** BEGIN **
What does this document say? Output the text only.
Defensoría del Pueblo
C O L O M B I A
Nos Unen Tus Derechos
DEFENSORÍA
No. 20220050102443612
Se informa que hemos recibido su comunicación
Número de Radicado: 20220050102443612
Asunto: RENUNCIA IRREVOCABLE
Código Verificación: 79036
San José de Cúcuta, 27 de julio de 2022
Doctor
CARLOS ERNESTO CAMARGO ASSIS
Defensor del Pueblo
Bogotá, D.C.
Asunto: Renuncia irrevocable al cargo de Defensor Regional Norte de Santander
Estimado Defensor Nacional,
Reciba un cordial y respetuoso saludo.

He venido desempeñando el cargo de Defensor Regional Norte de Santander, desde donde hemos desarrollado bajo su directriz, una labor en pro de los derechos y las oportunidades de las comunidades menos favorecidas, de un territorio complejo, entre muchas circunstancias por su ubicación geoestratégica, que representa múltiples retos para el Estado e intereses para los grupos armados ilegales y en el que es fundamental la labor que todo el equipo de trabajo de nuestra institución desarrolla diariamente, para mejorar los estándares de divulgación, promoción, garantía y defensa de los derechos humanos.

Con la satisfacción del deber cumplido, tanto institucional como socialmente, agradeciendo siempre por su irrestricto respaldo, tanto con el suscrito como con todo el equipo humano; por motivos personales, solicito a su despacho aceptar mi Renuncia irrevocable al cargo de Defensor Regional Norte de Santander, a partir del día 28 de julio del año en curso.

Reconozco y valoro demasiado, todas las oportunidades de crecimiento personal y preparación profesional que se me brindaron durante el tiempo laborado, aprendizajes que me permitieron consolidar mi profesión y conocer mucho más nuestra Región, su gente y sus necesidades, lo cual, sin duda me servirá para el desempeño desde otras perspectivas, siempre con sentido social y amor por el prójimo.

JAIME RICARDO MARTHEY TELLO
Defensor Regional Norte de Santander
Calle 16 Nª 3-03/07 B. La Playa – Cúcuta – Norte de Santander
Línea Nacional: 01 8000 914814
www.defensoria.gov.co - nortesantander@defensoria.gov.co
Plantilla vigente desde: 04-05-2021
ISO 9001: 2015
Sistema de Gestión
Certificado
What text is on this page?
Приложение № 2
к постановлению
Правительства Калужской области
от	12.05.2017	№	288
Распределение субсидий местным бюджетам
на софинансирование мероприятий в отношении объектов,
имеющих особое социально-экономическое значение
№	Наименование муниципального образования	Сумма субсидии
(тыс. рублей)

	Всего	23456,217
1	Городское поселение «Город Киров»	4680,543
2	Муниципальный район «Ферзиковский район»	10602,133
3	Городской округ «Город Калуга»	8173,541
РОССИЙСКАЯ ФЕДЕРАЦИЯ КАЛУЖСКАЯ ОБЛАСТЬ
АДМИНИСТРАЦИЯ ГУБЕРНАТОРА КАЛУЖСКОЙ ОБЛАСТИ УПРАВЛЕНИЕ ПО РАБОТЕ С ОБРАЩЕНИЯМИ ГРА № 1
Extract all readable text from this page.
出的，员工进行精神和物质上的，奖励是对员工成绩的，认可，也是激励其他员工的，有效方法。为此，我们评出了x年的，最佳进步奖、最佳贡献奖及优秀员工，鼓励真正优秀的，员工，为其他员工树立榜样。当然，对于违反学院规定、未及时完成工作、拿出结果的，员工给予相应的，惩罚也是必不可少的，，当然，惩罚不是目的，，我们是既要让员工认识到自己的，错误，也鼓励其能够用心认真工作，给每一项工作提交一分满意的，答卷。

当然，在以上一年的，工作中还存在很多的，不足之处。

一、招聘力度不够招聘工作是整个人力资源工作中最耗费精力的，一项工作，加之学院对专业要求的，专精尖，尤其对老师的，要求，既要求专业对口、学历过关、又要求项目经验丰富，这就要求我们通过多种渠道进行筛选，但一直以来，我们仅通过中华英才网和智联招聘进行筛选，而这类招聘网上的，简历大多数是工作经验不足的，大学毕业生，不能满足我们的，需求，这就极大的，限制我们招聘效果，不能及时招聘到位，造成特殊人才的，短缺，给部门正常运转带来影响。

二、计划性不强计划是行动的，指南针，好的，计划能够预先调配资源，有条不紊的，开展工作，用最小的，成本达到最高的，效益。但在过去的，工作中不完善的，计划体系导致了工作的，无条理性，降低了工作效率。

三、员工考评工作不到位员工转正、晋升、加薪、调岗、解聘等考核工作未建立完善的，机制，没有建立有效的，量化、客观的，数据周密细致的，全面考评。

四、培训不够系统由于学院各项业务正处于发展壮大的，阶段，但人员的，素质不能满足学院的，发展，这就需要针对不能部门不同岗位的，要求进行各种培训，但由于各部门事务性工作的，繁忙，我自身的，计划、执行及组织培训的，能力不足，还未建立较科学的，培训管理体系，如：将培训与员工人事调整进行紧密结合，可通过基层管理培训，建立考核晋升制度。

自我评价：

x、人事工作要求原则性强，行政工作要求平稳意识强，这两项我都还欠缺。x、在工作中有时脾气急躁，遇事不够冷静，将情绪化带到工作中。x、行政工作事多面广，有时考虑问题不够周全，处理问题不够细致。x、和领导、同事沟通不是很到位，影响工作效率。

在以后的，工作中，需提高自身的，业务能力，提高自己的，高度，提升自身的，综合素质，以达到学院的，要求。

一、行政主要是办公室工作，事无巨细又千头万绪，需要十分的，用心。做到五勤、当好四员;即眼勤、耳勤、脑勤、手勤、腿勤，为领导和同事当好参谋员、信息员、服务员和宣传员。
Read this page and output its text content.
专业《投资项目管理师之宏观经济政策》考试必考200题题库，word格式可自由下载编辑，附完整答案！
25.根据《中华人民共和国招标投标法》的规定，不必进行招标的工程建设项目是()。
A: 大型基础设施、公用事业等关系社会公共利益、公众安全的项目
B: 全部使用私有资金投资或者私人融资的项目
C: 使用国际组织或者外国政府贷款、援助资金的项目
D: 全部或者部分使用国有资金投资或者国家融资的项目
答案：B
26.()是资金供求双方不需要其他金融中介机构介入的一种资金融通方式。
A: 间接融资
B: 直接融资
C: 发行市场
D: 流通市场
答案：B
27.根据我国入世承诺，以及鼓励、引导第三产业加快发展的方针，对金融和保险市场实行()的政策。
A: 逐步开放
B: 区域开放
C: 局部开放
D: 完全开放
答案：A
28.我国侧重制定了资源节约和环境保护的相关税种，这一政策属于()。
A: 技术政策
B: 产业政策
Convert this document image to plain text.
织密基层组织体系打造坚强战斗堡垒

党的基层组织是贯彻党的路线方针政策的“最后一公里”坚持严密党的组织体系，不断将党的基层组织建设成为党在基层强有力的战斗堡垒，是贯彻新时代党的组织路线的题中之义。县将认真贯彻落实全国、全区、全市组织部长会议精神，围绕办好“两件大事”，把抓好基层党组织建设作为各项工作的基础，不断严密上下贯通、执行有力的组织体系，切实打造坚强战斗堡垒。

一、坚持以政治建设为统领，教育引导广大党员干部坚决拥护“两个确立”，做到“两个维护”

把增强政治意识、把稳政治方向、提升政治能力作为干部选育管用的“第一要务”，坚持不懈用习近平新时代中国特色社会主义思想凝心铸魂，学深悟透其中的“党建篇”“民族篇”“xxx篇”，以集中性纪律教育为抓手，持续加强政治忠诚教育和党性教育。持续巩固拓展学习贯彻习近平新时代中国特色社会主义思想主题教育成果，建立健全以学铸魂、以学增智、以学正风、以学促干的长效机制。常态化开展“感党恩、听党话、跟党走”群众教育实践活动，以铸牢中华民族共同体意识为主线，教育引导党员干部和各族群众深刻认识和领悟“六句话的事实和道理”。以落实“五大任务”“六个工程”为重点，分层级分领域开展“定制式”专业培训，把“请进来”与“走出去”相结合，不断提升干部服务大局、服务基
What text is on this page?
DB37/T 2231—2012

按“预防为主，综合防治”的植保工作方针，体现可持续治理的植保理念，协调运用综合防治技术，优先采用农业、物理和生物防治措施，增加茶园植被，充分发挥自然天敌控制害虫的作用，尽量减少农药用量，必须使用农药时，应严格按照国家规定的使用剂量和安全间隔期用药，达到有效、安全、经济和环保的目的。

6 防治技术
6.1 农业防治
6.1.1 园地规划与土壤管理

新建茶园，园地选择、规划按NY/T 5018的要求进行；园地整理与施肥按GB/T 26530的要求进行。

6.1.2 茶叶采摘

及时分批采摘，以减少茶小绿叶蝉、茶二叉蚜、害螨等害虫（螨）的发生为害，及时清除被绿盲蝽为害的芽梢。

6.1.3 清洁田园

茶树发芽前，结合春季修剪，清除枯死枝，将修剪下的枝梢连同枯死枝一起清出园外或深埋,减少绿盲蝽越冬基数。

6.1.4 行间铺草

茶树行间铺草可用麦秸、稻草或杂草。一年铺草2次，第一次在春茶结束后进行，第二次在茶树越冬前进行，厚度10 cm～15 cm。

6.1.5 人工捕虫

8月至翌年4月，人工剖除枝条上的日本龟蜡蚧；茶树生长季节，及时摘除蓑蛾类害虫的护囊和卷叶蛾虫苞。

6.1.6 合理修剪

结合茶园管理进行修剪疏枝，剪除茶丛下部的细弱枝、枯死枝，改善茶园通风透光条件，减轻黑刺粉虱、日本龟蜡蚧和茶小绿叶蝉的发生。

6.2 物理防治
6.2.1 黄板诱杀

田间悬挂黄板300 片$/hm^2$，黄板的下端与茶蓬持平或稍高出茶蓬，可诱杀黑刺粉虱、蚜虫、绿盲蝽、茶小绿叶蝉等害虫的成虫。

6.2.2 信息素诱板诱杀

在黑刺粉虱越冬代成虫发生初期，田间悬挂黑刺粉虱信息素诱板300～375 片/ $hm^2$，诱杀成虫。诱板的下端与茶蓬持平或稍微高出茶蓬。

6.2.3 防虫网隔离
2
** END **
- DIRECTION -
Print the line containing "Convert this document image to plain text." and every line after it to the end of the records above, exactly as written, and nothing else.

- FULL SOLUTION -
Convert this document image to plain text.
织密基层组织体系打造坚强战斗堡垒

党的基层组织是贯彻党的路线方针政策的“最后一公里”坚持严密党的组织体系，不断将党的基层组织建设成为党在基层强有力的战斗堡垒，是贯彻新时代党的组织路线的题中之义。县将认真贯彻落实全国、全区、全市组织部长会议精神，围绕办好“两件大事”，把抓好基层党组织建设作为各项工作的基础，不断严密上下贯通、执行有力的组织体系，切实打造坚强战斗堡垒。

一、坚持以政治建设为统领，教育引导广大党员干部坚决拥护“两个确立”，做到“两个维护”

把增强政治意识、把稳政治方向、提升政治能力作为干部选育管用的“第一要务”，坚持不懈用习近平新时代中国特色社会主义思想凝心铸魂，学深悟透其中的“党建篇”“民族篇”“xxx篇”，以集中性纪律教育为抓手，持续加强政治忠诚教育和党性教育。持续巩固拓展学习贯彻习近平新时代中国特色社会主义思想主题教育成果，建立健全以学铸魂、以学增智、以学正风、以学促干的长效机制。常态化开展“感党恩、听党话、跟党走”群众教育实践活动，以铸牢中华民族共同体意识为主线，教育引导党员干部和各族群众深刻认识和领悟“六句话的事实和道理”。以落实“五大任务”“六个工程”为重点，分层级分领域开展“定制式”专业培训，把“请进来”与“走出去”相结合，不断提升干部服务大局、服务基
What text is on this page?
DB37/T 2231—2012

按“预防为主，综合防治”的植保工作方针，体现可持续治理的植保理念，协调运用综合防治技术，优先采用农业、物理和生物防治措施，增加茶园植被，充分发挥自然天敌控制害虫的作用，尽量减少农药用量，必须使用农药时，应严格按照国家规定的使用剂量和安全间隔期用药，达到有效、安全、经济和环保的目的。

6 防治技术
6.1 农业防治
6.1.1 园地规划与土壤管理

新建茶园，园地选择、规划按NY/T 5018的要求进行；园地整理与施肥按GB/T 26530的要求进行。

6.1.2 茶叶采摘

及时分批采摘，以减少茶小绿叶蝉、茶二叉蚜、害螨等害虫（螨）的发生为害，及时清除被绿盲蝽为害的芽梢。

6.1.3 清洁田园

茶树发芽前，结合春季修剪，清除枯死枝，将修剪下的枝梢连同枯死枝一起清出园外或深埋,减少绿盲蝽越冬基数。

6.1.4 行间铺草

茶树行间铺草可用麦秸、稻草或杂草。一年铺草2次，第一次在春茶结束后进行，第二次在茶树越冬前进行，厚度10 cm～15 cm。

6.1.5 人工捕虫

8月至翌年4月，人工剖除枝条上的日本龟蜡蚧；茶树生长季节，及时摘除蓑蛾类害虫的护囊和卷叶蛾虫苞。

6.1.6 合理修剪

结合茶园管理进行修剪疏枝，剪除茶丛下部的细弱枝、枯死枝，改善茶园通风透光条件，减轻黑刺粉虱、日本龟蜡蚧和茶小绿叶蝉的发生。

6.2 物理防治
6.2.1 黄板诱杀

田间悬挂黄板300 片$/hm^2$，黄板的下端与茶蓬持平或稍高出茶蓬，可诱杀黑刺粉虱、蚜虫、绿盲蝽、茶小绿叶蝉等害虫的成虫。

6.2.2 信息素诱板诱杀

在黑刺粉虱越冬代成虫发生初期，田间悬挂黑刺粉虱信息素诱板300～375 片/ $hm^2$，诱杀成虫。诱板的下端与茶蓬持平或稍微高出茶蓬。

6.2.3 防虫网隔离
2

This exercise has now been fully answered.